* [Goal of the exercise]: Exactly as written, retype the listing below, omitting the pictures.

[Data shown start]

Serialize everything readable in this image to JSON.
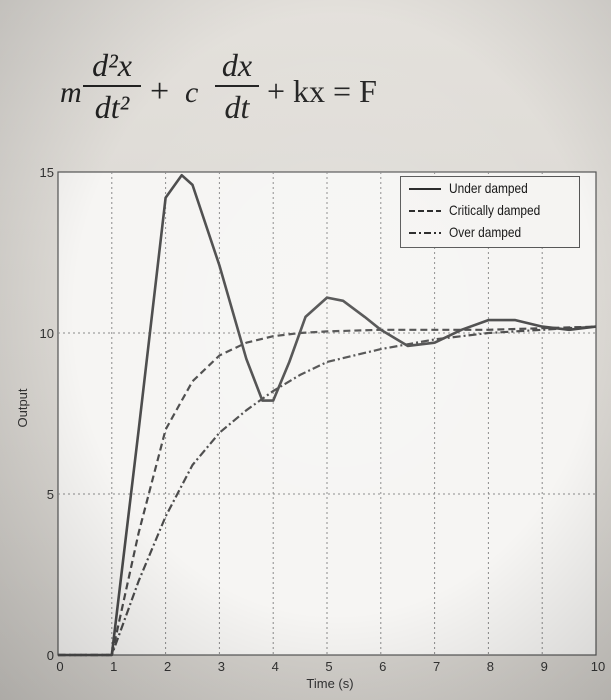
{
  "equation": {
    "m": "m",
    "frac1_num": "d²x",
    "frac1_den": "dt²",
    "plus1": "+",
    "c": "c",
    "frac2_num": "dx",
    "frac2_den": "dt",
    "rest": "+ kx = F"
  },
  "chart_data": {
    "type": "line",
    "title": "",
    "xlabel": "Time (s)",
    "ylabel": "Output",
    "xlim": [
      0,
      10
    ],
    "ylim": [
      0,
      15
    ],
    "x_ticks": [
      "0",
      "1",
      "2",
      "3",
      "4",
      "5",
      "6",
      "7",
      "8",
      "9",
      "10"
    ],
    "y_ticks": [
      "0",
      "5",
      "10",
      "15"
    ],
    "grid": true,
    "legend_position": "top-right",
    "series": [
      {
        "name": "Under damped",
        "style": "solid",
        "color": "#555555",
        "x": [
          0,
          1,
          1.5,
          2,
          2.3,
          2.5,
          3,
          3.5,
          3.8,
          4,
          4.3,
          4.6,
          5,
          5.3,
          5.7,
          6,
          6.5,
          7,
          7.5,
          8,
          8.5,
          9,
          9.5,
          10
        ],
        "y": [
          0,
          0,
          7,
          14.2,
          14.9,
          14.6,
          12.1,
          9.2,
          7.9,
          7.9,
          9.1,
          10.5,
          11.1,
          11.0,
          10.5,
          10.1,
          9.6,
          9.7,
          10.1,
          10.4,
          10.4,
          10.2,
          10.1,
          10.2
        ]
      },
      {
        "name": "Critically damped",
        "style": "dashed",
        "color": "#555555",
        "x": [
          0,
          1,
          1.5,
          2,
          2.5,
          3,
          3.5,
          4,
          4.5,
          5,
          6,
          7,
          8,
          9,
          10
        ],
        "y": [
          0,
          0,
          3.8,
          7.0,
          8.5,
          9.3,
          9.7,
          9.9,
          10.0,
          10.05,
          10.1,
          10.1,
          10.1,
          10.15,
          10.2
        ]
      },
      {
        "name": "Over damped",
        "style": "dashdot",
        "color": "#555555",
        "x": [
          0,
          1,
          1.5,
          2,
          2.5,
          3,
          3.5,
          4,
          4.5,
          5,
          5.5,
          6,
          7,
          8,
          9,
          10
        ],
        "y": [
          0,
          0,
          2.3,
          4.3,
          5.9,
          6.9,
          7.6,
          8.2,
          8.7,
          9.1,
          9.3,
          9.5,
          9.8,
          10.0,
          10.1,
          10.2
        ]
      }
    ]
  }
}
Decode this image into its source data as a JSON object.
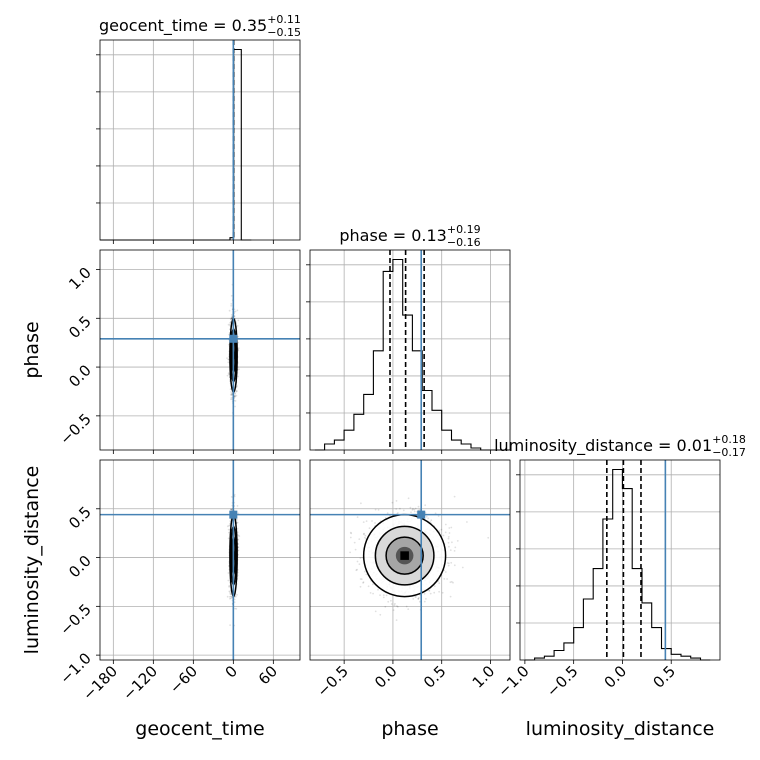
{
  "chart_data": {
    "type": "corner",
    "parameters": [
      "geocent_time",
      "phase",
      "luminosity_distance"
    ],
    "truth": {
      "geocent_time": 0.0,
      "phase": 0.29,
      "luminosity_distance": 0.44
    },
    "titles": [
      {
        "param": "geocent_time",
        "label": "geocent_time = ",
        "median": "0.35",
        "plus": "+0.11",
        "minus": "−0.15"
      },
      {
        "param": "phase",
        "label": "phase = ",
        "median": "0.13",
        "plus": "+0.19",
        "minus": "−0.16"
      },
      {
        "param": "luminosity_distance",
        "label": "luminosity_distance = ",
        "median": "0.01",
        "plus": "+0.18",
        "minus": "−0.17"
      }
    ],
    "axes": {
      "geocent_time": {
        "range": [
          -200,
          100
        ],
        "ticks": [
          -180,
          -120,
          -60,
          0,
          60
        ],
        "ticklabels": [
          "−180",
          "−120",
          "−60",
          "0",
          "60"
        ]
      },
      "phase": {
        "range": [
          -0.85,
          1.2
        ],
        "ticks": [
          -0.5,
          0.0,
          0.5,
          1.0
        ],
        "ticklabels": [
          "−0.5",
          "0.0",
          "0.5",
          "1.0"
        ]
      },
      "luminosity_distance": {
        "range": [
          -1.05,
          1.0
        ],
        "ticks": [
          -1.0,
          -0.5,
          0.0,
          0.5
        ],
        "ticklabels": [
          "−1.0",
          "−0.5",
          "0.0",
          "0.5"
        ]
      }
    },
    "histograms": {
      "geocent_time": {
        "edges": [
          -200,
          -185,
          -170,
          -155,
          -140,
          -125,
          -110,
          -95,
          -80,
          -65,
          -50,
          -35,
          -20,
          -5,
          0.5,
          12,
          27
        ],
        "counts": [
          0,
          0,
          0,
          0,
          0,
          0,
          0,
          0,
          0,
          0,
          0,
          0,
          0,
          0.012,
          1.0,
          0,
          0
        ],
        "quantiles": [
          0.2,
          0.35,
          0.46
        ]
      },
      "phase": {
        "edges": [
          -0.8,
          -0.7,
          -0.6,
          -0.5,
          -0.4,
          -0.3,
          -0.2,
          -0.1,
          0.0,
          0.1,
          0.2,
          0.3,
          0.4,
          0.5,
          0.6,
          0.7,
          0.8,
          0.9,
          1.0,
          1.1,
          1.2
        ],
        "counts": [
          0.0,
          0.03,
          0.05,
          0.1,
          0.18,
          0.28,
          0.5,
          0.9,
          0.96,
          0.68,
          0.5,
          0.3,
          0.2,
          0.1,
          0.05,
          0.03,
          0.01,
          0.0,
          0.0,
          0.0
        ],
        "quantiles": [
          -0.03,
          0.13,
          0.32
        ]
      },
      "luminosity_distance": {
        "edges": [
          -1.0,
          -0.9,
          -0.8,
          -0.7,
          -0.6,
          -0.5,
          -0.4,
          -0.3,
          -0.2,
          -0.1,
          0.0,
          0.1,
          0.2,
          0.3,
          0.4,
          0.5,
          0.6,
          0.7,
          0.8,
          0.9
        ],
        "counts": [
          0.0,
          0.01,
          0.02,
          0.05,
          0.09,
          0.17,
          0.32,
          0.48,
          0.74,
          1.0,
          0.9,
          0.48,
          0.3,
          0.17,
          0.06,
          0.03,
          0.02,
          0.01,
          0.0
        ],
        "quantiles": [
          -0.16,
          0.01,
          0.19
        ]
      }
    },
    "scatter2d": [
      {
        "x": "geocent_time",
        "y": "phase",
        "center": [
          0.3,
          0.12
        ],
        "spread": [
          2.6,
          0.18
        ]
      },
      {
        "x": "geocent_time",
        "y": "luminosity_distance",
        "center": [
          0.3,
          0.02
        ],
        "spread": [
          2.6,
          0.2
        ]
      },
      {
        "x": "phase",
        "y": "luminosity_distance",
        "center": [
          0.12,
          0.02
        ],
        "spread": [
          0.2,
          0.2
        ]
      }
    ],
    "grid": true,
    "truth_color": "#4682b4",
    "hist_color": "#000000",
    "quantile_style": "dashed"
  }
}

[Data shown end]

* [Task result]:
Serialize everything readable in this image to JSON.
{
  "equation": {
    "m": "m",
    "frac1_num": "d²x",
    "frac1_den": "dt²",
    "plus1": "+",
    "c": "c",
    "frac2_num": "dx",
    "frac2_den": "dt",
    "rest": "+ kx = F"
  },
  "chart_data": {
    "type": "line",
    "title": "",
    "xlabel": "Time (s)",
    "ylabel": "Output",
    "xlim": [
      0,
      10
    ],
    "ylim": [
      0,
      15
    ],
    "x_ticks": [
      "0",
      "1",
      "2",
      "3",
      "4",
      "5",
      "6",
      "7",
      "8",
      "9",
      "10"
    ],
    "y_ticks": [
      "0",
      "5",
      "10",
      "15"
    ],
    "grid": true,
    "legend_position": "top-right",
    "series": [
      {
        "name": "Under damped",
        "style": "solid",
        "color": "#555555",
        "x": [
          0,
          1,
          1.5,
          2,
          2.3,
          2.5,
          3,
          3.5,
          3.8,
          4,
          4.3,
          4.6,
          5,
          5.3,
          5.7,
          6,
          6.5,
          7,
          7.5,
          8,
          8.5,
          9,
          9.5,
          10
        ],
        "y": [
          0,
          0,
          7,
          14.2,
          14.9,
          14.6,
          12.1,
          9.2,
          7.9,
          7.9,
          9.1,
          10.5,
          11.1,
          11.0,
          10.5,
          10.1,
          9.6,
          9.7,
          10.1,
          10.4,
          10.4,
          10.2,
          10.1,
          10.2
        ]
      },
      {
        "name": "Critically damped",
        "style": "dashed",
        "color": "#555555",
        "x": [
          0,
          1,
          1.5,
          2,
          2.5,
          3,
          3.5,
          4,
          4.5,
          5,
          6,
          7,
          8,
          9,
          10
        ],
        "y": [
          0,
          0,
          3.8,
          7.0,
          8.5,
          9.3,
          9.7,
          9.9,
          10.0,
          10.05,
          10.1,
          10.1,
          10.1,
          10.15,
          10.2
        ]
      },
      {
        "name": "Over damped",
        "style": "dashdot",
        "color": "#555555",
        "x": [
          0,
          1,
          1.5,
          2,
          2.5,
          3,
          3.5,
          4,
          4.5,
          5,
          5.5,
          6,
          7,
          8,
          9,
          10
        ],
        "y": [
          0,
          0,
          2.3,
          4.3,
          5.9,
          6.9,
          7.6,
          8.2,
          8.7,
          9.1,
          9.3,
          9.5,
          9.8,
          10.0,
          10.1,
          10.2
        ]
      }
    ]
  }
}
Decode this image into its source data as a JSON object.
{
  "chart_data": {
    "type": "corner",
    "parameters": [
      "geocent_time",
      "phase",
      "luminosity_distance"
    ],
    "truth": {
      "geocent_time": 0.0,
      "phase": 0.29,
      "luminosity_distance": 0.44
    },
    "titles": [
      {
        "param": "geocent_time",
        "label": "geocent_time = ",
        "median": "0.35",
        "plus": "+0.11",
        "minus": "−0.15"
      },
      {
        "param": "phase",
        "label": "phase = ",
        "median": "0.13",
        "plus": "+0.19",
        "minus": "−0.16"
      },
      {
        "param": "luminosity_distance",
        "label": "luminosity_distance = ",
        "median": "0.01",
        "plus": "+0.18",
        "minus": "−0.17"
      }
    ],
    "axes": {
      "geocent_time": {
        "range": [
          -200,
          100
        ],
        "ticks": [
          -180,
          -120,
          -60,
          0,
          60
        ],
        "ticklabels": [
          "−180",
          "−120",
          "−60",
          "0",
          "60"
        ]
      },
      "phase": {
        "range": [
          -0.85,
          1.2
        ],
        "ticks": [
          -0.5,
          0.0,
          0.5,
          1.0
        ],
        "ticklabels": [
          "−0.5",
          "0.0",
          "0.5",
          "1.0"
        ]
      },
      "luminosity_distance": {
        "range": [
          -1.05,
          1.0
        ],
        "ticks": [
          -1.0,
          -0.5,
          0.0,
          0.5
        ],
        "ticklabels": [
          "−1.0",
          "−0.5",
          "0.0",
          "0.5"
        ]
      }
    },
    "histograms": {
      "geocent_time": {
        "edges": [
          -200,
          -185,
          -170,
          -155,
          -140,
          -125,
          -110,
          -95,
          -80,
          -65,
          -50,
          -35,
          -20,
          -5,
          0.5,
          12,
          27
        ],
        "counts": [
          0,
          0,
          0,
          0,
          0,
          0,
          0,
          0,
          0,
          0,
          0,
          0,
          0,
          0.012,
          1.0,
          0,
          0
        ],
        "quantiles": [
          0.2,
          0.35,
          0.46
        ]
      },
      "phase": {
        "edges": [
          -0.8,
          -0.7,
          -0.6,
          -0.5,
          -0.4,
          -0.3,
          -0.2,
          -0.1,
          0.0,
          0.1,
          0.2,
          0.3,
          0.4,
          0.5,
          0.6,
          0.7,
          0.8,
          0.9,
          1.0,
          1.1,
          1.2
        ],
        "counts": [
          0.0,
          0.03,
          0.05,
          0.1,
          0.18,
          0.28,
          0.5,
          0.9,
          0.96,
          0.68,
          0.5,
          0.3,
          0.2,
          0.1,
          0.05,
          0.03,
          0.01,
          0.0,
          0.0,
          0.0
        ],
        "quantiles": [
          -0.03,
          0.13,
          0.32
        ]
      },
      "luminosity_distance": {
        "edges": [
          -1.0,
          -0.9,
          -0.8,
          -0.7,
          -0.6,
          -0.5,
          -0.4,
          -0.3,
          -0.2,
          -0.1,
          0.0,
          0.1,
          0.2,
          0.3,
          0.4,
          0.5,
          0.6,
          0.7,
          0.8,
          0.9
        ],
        "counts": [
          0.0,
          0.01,
          0.02,
          0.05,
          0.09,
          0.17,
          0.32,
          0.48,
          0.74,
          1.0,
          0.9,
          0.48,
          0.3,
          0.17,
          0.06,
          0.03,
          0.02,
          0.01,
          0.0
        ],
        "quantiles": [
          -0.16,
          0.01,
          0.19
        ]
      }
    },
    "scatter2d": [
      {
        "x": "geocent_time",
        "y": "phase",
        "center": [
          0.3,
          0.12
        ],
        "spread": [
          2.6,
          0.18
        ]
      },
      {
        "x": "geocent_time",
        "y": "luminosity_distance",
        "center": [
          0.3,
          0.02
        ],
        "spread": [
          2.6,
          0.2
        ]
      },
      {
        "x": "phase",
        "y": "luminosity_distance",
        "center": [
          0.12,
          0.02
        ],
        "spread": [
          0.2,
          0.2
        ]
      }
    ],
    "grid": true,
    "truth_color": "#4682b4",
    "hist_color": "#000000",
    "quantile_style": "dashed"
  }
}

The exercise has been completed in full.